Given request — Provide only the number of lines in the records below that include "still".

Saved entries

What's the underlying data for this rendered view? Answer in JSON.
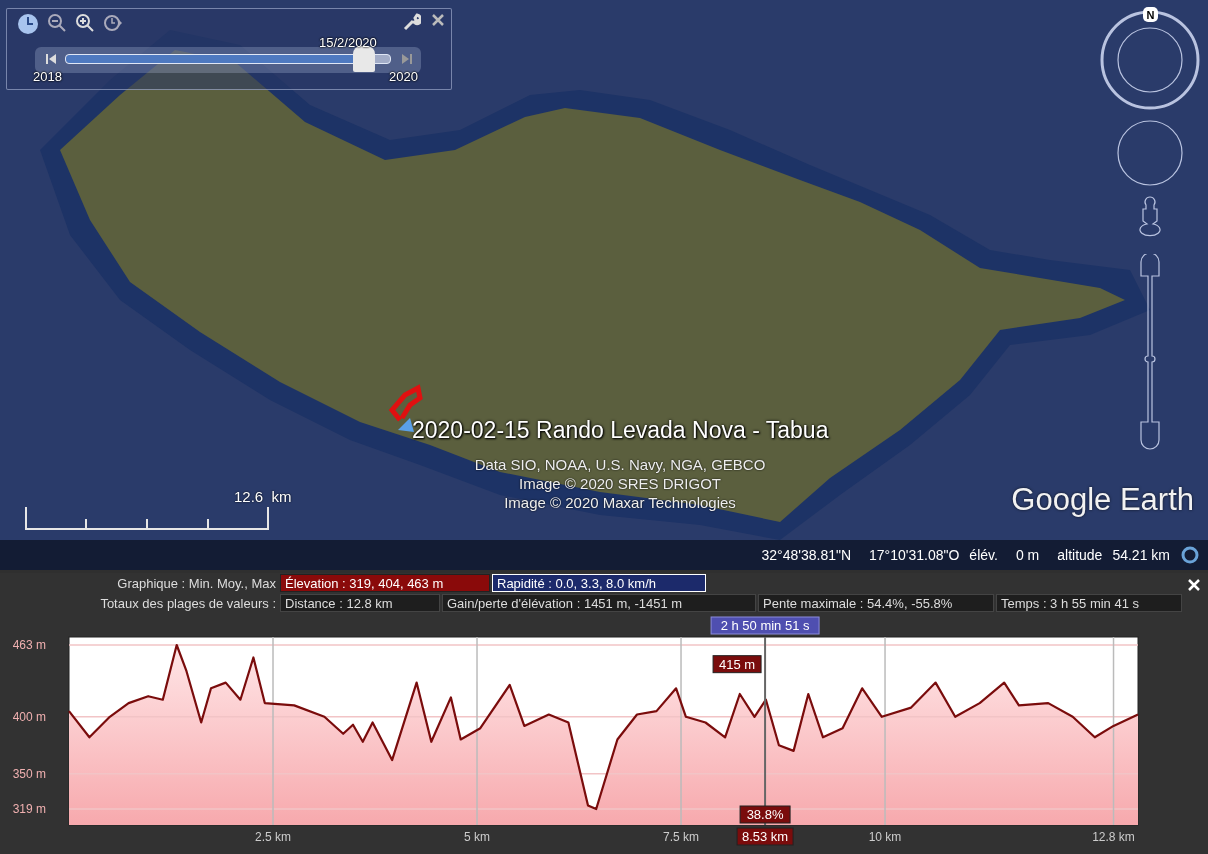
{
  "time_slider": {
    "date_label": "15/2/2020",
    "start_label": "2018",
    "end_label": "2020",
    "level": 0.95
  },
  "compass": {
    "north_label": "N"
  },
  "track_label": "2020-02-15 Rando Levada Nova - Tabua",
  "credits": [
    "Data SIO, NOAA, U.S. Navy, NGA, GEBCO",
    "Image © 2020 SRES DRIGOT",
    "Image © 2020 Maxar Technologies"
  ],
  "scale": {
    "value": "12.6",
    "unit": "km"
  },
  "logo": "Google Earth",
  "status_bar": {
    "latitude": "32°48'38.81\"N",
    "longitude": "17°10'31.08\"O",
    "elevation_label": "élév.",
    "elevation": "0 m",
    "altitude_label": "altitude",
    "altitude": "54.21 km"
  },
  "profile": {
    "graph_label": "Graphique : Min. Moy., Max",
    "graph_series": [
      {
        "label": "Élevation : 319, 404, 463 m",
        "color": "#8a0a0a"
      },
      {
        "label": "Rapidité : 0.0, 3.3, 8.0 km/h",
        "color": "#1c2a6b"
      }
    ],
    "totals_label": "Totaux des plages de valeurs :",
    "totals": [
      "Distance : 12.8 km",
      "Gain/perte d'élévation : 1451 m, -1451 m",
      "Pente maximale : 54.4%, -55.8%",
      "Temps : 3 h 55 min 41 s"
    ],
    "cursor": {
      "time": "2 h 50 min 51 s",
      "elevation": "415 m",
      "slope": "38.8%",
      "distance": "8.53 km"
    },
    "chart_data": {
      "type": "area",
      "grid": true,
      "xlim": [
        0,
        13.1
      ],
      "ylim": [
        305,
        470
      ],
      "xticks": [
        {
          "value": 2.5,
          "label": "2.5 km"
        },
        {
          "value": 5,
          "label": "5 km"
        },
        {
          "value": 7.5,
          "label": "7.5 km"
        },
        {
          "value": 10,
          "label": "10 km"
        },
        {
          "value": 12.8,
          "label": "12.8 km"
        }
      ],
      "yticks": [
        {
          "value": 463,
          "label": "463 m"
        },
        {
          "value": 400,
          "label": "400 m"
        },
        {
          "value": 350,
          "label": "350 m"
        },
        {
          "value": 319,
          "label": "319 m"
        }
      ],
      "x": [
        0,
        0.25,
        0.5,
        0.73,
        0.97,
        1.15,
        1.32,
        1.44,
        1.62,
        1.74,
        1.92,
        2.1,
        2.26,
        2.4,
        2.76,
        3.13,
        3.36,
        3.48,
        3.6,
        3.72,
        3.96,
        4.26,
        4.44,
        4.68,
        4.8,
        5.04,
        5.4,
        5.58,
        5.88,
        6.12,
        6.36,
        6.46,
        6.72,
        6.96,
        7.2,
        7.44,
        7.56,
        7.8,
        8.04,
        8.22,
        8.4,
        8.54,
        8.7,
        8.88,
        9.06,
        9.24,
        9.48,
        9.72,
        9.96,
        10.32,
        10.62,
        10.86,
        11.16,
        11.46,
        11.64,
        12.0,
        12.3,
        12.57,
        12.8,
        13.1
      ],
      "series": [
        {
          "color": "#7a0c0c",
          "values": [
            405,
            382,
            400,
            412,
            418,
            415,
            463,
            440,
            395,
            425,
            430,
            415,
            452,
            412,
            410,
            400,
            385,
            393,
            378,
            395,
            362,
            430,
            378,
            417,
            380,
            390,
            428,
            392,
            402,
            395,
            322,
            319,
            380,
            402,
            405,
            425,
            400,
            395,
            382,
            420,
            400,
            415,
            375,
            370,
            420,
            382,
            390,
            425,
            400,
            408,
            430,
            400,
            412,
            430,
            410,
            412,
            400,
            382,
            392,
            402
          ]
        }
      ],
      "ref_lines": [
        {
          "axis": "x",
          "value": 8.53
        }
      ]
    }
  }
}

---

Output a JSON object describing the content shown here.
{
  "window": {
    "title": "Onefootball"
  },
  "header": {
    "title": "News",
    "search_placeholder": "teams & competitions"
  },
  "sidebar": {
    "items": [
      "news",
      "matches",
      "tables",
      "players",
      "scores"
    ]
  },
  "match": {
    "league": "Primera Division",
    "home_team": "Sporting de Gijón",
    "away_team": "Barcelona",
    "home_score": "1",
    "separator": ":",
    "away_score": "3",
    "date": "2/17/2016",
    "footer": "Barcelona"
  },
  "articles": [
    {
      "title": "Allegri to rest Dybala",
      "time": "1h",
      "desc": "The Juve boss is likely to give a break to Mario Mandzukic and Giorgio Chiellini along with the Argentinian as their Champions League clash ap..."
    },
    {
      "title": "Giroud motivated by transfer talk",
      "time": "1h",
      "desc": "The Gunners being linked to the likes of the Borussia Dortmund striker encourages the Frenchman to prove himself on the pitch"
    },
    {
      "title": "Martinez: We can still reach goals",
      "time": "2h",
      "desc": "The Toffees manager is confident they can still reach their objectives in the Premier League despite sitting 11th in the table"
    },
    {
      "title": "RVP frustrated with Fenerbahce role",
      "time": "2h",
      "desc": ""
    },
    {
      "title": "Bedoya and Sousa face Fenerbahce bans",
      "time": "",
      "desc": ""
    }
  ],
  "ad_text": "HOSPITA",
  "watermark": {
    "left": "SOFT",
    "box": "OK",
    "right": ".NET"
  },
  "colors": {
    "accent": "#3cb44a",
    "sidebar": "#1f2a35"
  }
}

Output below — 2